Output the data below in full, byte for byte. Nothing may differ.
==============================
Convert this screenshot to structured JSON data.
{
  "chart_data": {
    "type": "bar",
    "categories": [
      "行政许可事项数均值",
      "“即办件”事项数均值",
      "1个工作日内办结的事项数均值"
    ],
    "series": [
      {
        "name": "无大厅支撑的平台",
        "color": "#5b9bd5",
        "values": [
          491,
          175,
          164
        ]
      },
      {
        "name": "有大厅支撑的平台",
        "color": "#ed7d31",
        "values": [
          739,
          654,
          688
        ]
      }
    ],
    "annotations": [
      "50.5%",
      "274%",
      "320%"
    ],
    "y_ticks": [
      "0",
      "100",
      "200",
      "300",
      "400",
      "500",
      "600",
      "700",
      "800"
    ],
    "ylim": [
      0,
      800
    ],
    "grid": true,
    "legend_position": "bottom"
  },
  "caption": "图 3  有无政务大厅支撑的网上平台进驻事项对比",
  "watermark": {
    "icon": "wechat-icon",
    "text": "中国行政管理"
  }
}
==============================
◆ Exercise solution:
Convert this screenshot to structured JSON data.
{
  "chart_data": {
    "type": "bar",
    "categories": [
      "行政许可事项数均值",
      "“即办件”事项数均值",
      "1个工作日内办结的事项数均值"
    ],
    "series": [
      {
        "name": "无大厅支撑的平台",
        "color": "#5b9bd5",
        "values": [
          491,
          175,
          164
        ]
      },
      {
        "name": "有大厅支撑的平台",
        "color": "#ed7d31",
        "values": [
          739,
          654,
          688
        ]
      }
    ],
    "annotations": [
      "50.5%",
      "274%",
      "320%"
    ],
    "y_ticks": [
      "0",
      "100",
      "200",
      "300",
      "400",
      "500",
      "600",
      "700",
      "800"
    ],
    "ylim": [
      0,
      800
    ],
    "grid": true,
    "legend_position": "bottom"
  },
  "caption": "图 3  有无政务大厅支撑的网上平台进驻事项对比",
  "watermark": {
    "icon": "wechat-icon",
    "text": "中国行政管理"
  }
}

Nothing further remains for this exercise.